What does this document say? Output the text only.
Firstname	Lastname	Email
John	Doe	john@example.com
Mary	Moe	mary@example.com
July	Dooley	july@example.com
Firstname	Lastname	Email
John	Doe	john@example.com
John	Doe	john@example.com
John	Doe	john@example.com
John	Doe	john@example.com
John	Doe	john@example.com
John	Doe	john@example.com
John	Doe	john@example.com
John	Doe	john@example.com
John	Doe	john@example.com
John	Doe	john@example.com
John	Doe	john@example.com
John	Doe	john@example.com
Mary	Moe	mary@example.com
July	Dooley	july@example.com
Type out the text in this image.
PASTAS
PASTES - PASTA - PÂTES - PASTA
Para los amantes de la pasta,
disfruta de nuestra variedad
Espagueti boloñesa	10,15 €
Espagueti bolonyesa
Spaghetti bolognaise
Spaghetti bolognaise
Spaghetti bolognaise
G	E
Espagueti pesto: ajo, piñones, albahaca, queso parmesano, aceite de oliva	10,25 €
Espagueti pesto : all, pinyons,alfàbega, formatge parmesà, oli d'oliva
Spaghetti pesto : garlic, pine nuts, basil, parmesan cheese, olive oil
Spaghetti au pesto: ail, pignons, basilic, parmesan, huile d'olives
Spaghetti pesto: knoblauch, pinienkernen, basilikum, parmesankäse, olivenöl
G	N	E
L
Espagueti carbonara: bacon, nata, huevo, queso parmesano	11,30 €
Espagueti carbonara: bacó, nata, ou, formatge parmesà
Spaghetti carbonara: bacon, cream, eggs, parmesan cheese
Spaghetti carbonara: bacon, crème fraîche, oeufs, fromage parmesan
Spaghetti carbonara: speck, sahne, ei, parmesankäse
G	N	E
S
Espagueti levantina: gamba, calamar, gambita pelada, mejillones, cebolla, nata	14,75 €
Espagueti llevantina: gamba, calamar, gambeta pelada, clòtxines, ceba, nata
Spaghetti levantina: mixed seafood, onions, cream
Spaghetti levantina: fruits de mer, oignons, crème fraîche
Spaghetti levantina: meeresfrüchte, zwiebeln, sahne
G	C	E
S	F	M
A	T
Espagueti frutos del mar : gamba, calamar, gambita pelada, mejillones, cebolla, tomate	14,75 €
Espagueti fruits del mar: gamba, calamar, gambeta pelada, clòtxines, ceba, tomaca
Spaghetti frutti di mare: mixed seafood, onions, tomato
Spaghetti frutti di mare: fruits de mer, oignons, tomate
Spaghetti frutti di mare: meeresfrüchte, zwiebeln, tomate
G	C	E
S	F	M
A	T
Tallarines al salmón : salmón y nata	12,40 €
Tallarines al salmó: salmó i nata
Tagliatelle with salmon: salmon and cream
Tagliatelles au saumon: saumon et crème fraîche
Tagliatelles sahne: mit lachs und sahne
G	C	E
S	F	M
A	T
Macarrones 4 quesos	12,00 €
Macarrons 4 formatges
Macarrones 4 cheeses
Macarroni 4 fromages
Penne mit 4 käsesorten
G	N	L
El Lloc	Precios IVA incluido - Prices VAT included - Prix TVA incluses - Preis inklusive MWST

● ● ●

▸ **Problem to solve**: Copy out every line of the listing that contains the string "fraîche".

▸ **Task solution**:
Spaghetti carbonara: bacon, crème fraîche, oeufs, fromage parmesan
Spaghetti levantina: fruits de mer, oignons, crème fraîche
Tagliatelles au saumon: saumon et crème fraîche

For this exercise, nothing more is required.